_Given instruction_
Return the lines below that carry the word "JSON".

[Chart and figure data]
==============================

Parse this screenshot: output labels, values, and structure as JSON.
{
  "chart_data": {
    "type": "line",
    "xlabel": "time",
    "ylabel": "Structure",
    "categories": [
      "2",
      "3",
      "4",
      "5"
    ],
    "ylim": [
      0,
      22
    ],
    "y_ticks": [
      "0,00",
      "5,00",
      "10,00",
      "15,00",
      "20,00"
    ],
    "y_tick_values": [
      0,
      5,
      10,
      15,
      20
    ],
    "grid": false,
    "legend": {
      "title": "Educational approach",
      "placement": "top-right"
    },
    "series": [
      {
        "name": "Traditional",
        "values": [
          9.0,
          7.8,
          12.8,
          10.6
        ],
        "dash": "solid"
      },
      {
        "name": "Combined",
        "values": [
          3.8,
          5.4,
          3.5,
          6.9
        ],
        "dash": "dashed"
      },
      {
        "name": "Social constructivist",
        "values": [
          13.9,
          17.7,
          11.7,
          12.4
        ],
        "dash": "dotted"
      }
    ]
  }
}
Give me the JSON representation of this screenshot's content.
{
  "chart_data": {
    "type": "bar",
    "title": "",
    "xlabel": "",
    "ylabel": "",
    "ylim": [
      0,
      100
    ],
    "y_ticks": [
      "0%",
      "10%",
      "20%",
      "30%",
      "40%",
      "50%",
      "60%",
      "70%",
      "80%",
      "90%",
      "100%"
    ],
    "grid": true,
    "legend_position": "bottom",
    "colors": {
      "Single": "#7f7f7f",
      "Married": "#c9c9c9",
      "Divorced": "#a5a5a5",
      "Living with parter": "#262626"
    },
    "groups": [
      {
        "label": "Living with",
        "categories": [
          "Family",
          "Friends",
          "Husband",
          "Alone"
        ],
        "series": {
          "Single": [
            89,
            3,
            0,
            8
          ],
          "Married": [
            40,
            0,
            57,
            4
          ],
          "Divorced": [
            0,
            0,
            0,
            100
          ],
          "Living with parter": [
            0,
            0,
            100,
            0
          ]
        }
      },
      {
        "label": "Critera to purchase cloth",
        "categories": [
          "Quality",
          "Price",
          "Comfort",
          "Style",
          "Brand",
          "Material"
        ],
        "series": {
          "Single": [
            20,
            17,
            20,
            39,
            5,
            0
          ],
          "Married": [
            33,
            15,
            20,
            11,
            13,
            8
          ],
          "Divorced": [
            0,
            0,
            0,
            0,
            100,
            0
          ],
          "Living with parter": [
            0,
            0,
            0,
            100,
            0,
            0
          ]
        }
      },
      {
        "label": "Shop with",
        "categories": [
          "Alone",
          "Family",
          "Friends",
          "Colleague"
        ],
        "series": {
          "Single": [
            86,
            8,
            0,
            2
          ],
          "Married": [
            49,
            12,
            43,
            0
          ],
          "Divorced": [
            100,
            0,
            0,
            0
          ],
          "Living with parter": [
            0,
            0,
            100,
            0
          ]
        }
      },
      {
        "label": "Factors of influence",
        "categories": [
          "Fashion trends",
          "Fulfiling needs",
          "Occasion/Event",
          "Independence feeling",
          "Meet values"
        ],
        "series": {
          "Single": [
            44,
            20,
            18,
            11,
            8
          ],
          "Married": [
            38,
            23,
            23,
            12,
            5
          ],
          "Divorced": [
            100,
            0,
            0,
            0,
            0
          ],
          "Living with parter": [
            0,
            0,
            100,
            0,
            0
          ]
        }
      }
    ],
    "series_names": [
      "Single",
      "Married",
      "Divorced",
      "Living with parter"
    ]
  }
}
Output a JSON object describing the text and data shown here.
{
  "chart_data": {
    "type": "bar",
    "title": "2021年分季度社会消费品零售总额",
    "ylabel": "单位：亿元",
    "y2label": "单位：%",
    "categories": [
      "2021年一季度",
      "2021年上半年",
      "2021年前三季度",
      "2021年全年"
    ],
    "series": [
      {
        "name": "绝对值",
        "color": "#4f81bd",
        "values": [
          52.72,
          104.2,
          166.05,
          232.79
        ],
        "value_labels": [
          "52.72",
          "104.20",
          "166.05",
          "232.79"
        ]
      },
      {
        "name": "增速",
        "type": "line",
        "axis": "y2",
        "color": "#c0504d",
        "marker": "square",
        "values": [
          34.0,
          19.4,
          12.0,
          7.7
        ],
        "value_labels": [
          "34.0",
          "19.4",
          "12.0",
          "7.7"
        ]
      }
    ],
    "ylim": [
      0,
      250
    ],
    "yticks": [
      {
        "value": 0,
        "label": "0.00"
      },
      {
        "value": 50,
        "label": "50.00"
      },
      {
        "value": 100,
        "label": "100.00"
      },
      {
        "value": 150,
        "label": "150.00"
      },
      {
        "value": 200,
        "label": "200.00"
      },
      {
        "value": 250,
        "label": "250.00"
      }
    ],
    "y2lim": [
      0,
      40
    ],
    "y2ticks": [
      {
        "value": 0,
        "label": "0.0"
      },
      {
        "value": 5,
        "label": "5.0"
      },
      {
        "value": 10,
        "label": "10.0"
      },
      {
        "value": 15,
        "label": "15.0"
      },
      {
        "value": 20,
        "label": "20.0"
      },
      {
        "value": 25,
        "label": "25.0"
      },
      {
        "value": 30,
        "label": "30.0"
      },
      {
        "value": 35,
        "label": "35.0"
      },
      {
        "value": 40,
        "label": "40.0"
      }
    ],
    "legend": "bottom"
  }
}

==============================

_Written answer_
Parse this screenshot: output labels, values, and structure as JSON.
Give me the JSON representation of this screenshot's content.
Output a JSON object describing the text and data shown here.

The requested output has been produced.